• EXERCISE DETAILS:
From the listing below, extract every line containing "name".

(Chart and figure data)
::::
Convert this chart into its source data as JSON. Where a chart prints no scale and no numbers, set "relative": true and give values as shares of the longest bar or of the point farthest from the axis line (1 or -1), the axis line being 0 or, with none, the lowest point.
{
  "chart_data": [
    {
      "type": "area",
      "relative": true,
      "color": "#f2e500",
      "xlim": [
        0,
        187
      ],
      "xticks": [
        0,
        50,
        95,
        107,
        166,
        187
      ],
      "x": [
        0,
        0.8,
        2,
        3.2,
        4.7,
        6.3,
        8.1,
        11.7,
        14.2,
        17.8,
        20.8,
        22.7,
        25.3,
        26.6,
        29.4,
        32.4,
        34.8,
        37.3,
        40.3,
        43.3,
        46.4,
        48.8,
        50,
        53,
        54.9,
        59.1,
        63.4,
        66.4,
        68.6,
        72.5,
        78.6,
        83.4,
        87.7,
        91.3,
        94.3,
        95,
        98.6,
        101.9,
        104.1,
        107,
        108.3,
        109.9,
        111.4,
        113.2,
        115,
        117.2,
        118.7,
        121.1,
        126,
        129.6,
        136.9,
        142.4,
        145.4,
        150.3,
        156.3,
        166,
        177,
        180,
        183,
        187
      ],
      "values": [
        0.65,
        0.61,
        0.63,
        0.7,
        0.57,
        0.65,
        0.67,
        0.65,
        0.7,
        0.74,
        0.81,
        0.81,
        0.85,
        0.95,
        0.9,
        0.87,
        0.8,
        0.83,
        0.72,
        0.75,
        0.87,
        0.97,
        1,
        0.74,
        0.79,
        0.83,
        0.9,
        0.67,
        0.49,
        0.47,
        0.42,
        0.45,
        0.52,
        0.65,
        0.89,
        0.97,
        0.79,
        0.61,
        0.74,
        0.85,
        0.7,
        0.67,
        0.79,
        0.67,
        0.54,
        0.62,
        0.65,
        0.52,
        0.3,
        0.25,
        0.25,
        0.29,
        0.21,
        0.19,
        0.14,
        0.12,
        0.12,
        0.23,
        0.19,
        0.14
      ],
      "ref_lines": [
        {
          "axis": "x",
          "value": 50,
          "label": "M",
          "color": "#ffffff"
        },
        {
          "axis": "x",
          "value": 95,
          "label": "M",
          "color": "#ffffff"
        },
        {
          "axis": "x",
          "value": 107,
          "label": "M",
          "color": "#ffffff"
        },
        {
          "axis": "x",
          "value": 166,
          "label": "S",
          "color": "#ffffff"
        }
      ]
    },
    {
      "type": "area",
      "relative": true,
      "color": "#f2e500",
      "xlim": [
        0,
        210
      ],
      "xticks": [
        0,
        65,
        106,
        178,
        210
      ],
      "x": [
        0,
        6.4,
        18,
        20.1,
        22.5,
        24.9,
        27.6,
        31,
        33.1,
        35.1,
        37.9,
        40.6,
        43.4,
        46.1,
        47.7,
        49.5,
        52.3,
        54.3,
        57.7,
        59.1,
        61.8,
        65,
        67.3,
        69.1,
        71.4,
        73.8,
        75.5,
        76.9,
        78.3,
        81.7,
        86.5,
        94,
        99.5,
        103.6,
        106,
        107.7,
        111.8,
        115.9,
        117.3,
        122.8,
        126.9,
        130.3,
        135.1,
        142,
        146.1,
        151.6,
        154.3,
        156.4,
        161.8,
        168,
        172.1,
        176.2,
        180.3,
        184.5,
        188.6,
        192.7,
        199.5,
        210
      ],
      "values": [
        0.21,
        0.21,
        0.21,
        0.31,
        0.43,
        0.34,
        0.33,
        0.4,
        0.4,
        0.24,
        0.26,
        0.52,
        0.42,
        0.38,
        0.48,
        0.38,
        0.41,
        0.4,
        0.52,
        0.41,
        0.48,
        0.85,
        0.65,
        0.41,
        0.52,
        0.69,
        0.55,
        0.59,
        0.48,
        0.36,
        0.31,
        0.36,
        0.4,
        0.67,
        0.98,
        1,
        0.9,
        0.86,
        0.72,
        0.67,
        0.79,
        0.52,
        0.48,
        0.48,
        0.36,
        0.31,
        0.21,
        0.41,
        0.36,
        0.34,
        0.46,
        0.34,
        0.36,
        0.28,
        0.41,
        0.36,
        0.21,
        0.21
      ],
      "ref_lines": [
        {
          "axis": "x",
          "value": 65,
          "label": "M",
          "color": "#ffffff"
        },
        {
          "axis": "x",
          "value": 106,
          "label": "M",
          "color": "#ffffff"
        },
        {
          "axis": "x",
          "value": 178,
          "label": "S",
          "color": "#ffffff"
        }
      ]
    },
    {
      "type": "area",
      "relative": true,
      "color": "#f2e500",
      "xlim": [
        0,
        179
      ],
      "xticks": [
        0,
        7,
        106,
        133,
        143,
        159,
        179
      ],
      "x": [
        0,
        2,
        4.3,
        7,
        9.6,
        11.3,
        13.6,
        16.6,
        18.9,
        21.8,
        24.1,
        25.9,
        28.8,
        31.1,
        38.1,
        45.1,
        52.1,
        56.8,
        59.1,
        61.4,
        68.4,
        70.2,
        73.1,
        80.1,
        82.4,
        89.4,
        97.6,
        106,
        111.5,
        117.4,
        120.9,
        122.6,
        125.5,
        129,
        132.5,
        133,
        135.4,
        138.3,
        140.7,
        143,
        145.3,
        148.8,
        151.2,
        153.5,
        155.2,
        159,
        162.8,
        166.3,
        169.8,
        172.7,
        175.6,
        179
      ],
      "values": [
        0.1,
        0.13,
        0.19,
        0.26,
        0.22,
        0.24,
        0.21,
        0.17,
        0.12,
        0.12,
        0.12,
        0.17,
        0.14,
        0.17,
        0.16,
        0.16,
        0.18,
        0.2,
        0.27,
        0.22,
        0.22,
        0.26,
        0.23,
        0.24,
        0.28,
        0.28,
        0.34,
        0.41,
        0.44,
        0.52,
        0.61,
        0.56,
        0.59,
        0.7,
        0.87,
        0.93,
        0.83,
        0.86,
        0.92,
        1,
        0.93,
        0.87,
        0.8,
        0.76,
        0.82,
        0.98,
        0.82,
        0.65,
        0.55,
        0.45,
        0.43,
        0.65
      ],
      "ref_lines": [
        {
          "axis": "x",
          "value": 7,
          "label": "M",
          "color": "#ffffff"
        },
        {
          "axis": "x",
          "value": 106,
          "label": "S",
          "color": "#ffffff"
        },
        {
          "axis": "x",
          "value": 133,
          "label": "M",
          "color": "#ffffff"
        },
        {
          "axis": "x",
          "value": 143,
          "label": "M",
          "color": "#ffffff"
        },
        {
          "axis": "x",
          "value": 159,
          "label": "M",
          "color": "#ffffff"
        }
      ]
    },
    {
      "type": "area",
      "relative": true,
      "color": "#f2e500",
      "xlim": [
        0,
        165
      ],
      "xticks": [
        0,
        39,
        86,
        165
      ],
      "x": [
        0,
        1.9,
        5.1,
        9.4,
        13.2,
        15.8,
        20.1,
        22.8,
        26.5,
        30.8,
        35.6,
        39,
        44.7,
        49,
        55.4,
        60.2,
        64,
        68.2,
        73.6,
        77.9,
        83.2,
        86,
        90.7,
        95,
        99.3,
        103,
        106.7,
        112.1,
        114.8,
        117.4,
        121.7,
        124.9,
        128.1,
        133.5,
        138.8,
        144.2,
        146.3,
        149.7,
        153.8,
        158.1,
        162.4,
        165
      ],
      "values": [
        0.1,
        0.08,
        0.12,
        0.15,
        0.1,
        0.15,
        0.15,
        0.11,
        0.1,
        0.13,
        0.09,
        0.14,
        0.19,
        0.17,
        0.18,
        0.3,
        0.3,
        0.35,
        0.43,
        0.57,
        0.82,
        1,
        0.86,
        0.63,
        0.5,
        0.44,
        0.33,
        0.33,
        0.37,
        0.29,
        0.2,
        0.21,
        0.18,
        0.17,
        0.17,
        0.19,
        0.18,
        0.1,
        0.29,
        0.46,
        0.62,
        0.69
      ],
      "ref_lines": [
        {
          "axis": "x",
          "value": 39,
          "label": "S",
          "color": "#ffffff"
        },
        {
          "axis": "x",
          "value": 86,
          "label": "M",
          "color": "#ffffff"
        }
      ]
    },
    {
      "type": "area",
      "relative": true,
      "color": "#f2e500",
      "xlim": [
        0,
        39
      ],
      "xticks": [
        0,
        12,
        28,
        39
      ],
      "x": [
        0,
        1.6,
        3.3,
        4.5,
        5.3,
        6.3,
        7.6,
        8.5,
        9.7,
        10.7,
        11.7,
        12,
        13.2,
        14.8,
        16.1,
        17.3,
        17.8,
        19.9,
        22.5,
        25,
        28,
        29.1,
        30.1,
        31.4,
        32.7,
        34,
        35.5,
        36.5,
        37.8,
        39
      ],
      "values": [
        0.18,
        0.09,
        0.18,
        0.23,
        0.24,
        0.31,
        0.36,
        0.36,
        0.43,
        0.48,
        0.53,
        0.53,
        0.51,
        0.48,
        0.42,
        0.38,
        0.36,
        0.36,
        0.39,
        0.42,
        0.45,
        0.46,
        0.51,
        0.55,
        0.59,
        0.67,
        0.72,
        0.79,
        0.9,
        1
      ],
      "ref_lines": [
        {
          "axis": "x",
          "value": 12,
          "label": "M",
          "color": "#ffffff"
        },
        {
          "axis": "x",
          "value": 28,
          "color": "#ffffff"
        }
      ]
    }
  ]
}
::::
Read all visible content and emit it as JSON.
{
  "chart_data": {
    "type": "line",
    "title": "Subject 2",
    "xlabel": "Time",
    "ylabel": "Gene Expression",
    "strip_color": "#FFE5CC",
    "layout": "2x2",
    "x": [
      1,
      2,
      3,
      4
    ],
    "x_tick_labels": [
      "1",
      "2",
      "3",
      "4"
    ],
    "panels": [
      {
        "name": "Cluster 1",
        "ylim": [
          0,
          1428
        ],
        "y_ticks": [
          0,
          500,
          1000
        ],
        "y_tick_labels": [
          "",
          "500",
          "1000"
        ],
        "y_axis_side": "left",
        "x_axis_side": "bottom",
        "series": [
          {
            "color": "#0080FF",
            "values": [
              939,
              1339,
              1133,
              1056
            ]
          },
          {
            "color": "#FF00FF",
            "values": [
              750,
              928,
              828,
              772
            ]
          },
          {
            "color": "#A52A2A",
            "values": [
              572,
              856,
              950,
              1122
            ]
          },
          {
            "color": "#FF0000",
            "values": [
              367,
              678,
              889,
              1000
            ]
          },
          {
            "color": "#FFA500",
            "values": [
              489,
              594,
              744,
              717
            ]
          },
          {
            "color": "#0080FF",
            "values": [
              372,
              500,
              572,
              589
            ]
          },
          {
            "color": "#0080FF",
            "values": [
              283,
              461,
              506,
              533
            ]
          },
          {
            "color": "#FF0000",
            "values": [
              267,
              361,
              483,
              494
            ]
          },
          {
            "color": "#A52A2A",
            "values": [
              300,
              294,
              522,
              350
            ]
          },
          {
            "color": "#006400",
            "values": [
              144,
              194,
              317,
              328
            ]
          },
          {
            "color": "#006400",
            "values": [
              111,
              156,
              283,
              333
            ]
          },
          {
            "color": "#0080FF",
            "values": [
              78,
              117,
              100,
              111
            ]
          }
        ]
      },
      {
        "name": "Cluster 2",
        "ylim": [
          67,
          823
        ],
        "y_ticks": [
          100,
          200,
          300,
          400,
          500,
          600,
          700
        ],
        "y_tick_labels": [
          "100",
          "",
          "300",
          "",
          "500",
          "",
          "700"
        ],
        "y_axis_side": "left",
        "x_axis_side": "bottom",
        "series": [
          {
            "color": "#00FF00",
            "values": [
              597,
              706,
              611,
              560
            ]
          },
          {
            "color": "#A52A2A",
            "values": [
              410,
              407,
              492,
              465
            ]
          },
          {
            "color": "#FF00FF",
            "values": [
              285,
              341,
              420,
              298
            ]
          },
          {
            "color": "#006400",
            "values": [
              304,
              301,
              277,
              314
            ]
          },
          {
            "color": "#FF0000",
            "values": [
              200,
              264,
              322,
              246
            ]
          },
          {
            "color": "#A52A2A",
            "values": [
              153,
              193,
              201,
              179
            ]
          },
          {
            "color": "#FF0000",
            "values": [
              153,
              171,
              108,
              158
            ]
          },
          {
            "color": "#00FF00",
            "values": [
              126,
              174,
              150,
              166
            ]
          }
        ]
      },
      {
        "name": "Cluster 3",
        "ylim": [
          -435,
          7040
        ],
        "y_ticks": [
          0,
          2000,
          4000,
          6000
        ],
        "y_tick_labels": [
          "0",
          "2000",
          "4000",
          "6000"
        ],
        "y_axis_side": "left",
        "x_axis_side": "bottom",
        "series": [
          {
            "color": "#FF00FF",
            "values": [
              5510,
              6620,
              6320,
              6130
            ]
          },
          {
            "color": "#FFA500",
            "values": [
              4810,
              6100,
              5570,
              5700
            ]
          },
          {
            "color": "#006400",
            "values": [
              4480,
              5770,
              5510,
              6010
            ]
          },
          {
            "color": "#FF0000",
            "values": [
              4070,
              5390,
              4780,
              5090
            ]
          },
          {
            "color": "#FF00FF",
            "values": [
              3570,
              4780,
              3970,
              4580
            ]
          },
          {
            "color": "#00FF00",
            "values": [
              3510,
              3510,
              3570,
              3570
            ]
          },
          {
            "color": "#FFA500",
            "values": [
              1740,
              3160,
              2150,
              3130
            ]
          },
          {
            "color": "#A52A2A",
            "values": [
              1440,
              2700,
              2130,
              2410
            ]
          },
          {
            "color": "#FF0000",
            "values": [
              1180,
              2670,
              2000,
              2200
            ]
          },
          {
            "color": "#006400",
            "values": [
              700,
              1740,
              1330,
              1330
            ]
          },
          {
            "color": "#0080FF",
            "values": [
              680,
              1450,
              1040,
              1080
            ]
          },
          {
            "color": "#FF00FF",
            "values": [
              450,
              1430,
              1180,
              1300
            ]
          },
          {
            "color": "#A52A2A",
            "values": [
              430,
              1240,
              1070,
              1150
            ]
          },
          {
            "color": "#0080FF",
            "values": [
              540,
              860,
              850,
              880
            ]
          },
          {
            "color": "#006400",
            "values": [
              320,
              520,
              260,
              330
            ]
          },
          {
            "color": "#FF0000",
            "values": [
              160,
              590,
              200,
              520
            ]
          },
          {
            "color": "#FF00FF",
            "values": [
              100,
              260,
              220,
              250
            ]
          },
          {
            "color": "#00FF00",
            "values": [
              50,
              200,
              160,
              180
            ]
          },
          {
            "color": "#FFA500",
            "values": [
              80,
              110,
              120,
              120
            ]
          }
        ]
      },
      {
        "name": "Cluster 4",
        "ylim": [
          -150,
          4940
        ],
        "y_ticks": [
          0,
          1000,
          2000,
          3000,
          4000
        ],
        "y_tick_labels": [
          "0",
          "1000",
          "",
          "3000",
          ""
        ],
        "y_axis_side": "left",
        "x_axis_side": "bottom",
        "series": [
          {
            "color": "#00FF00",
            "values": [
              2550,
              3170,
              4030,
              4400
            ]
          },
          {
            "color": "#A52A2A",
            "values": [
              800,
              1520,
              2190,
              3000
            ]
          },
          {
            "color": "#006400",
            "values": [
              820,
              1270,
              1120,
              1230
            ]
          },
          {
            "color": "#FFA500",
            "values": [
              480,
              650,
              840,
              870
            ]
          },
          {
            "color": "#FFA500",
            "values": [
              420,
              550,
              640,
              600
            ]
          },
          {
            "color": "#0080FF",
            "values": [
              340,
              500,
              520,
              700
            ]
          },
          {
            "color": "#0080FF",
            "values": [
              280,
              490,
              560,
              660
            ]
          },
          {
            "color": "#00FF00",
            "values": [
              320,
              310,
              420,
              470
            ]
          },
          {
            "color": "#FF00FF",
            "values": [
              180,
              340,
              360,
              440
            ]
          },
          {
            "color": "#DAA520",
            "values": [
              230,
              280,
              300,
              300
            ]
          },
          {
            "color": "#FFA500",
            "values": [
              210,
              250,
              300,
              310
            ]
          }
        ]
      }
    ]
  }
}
::::
• WRITTEN RESPONSE:
        "name": "Cluster 1",
        "name": "Cluster 2",
        "name": "Cluster 3",
        "name": "Cluster 4",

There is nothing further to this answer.